Records shown:
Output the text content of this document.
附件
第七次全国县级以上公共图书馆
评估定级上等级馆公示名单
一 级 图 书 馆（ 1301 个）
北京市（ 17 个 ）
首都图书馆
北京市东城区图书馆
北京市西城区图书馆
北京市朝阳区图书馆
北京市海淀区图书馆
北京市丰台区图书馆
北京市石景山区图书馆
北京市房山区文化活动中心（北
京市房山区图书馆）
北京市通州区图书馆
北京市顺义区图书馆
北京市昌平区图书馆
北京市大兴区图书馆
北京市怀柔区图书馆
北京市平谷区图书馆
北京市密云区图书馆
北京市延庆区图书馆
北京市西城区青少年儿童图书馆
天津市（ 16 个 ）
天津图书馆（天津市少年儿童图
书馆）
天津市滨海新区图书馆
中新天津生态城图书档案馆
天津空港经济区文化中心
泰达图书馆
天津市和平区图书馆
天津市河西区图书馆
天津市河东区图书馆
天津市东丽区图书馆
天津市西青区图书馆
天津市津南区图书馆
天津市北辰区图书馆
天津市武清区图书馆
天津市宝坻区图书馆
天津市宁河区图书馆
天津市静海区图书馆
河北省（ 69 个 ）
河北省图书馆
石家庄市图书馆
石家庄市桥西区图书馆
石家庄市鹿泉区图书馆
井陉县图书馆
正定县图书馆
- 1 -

Instructions to follow: Please output every record, keeping each line exact.

The answer:
Output the text content of this document.
附件
第七次全国县级以上公共图书馆
评估定级上等级馆公示名单
一 级 图 书 馆（ 1301 个）
北京市（ 17 个 ）
首都图书馆
北京市东城区图书馆
北京市西城区图书馆
北京市朝阳区图书馆
北京市海淀区图书馆
北京市丰台区图书馆
北京市石景山区图书馆
北京市房山区文化活动中心（北
京市房山区图书馆）
北京市通州区图书馆
北京市顺义区图书馆
北京市昌平区图书馆
北京市大兴区图书馆
北京市怀柔区图书馆
北京市平谷区图书馆
北京市密云区图书馆
北京市延庆区图书馆
北京市西城区青少年儿童图书馆
天津市（ 16 个 ）
天津图书馆（天津市少年儿童图
书馆）
天津市滨海新区图书馆
中新天津生态城图书档案馆
天津空港经济区文化中心
泰达图书馆
天津市和平区图书馆
天津市河西区图书馆
天津市河东区图书馆
天津市东丽区图书馆
天津市西青区图书馆
天津市津南区图书馆
天津市北辰区图书馆
天津市武清区图书馆
天津市宝坻区图书馆
天津市宁河区图书馆
天津市静海区图书馆
河北省（ 69 个 ）
河北省图书馆
石家庄市图书馆
石家庄市桥西区图书馆
石家庄市鹿泉区图书馆
井陉县图书馆
正定县图书馆
- 1 -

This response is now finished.